## TASK INPUT
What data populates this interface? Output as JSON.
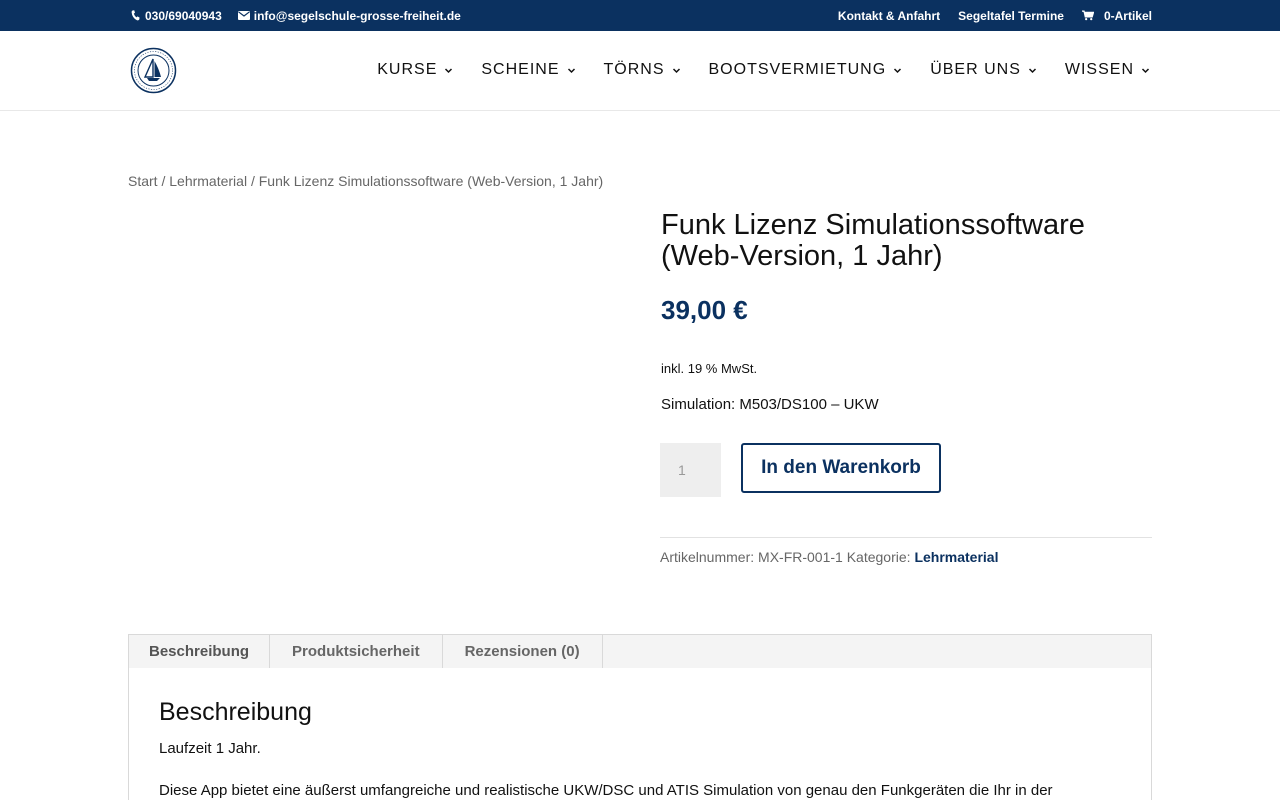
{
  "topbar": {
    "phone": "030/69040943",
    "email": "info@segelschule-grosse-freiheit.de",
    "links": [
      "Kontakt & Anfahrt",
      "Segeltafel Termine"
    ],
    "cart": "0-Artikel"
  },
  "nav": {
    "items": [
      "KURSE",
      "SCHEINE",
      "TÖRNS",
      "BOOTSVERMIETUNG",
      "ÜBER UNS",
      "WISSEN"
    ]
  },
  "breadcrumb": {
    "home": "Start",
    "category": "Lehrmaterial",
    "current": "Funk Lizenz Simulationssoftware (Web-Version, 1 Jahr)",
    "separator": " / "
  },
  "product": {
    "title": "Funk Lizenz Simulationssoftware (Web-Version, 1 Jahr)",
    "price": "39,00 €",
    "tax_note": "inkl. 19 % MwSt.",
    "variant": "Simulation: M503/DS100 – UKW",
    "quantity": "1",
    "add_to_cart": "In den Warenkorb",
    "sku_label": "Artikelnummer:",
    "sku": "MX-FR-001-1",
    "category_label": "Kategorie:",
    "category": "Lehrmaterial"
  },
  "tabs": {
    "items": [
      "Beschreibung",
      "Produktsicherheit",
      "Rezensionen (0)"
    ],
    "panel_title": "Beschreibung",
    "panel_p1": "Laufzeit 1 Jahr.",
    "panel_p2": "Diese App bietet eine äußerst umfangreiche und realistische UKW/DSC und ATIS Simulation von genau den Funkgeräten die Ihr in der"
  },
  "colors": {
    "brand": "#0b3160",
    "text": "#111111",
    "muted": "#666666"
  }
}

## EXERCISE REQUIREMENTS
Your task is to copy the entries in full and exactly, without any images.

## COMPLETED TASK
What data populates this interface? Output as JSON.
{
  "topbar": {
    "phone": "030/69040943",
    "email": "info@segelschule-grosse-freiheit.de",
    "links": [
      "Kontakt & Anfahrt",
      "Segeltafel Termine"
    ],
    "cart": "0-Artikel"
  },
  "nav": {
    "items": [
      "KURSE",
      "SCHEINE",
      "TÖRNS",
      "BOOTSVERMIETUNG",
      "ÜBER UNS",
      "WISSEN"
    ]
  },
  "breadcrumb": {
    "home": "Start",
    "category": "Lehrmaterial",
    "current": "Funk Lizenz Simulationssoftware (Web-Version, 1 Jahr)",
    "separator": " / "
  },
  "product": {
    "title": "Funk Lizenz Simulationssoftware (Web-Version, 1 Jahr)",
    "price": "39,00 €",
    "tax_note": "inkl. 19 % MwSt.",
    "variant": "Simulation: M503/DS100 – UKW",
    "quantity": "1",
    "add_to_cart": "In den Warenkorb",
    "sku_label": "Artikelnummer:",
    "sku": "MX-FR-001-1",
    "category_label": "Kategorie:",
    "category": "Lehrmaterial"
  },
  "tabs": {
    "items": [
      "Beschreibung",
      "Produktsicherheit",
      "Rezensionen (0)"
    ],
    "panel_title": "Beschreibung",
    "panel_p1": "Laufzeit 1 Jahr.",
    "panel_p2": "Diese App bietet eine äußerst umfangreiche und realistische UKW/DSC und ATIS Simulation von genau den Funkgeräten die Ihr in der"
  },
  "colors": {
    "brand": "#0b3160",
    "text": "#111111",
    "muted": "#666666"
  }
}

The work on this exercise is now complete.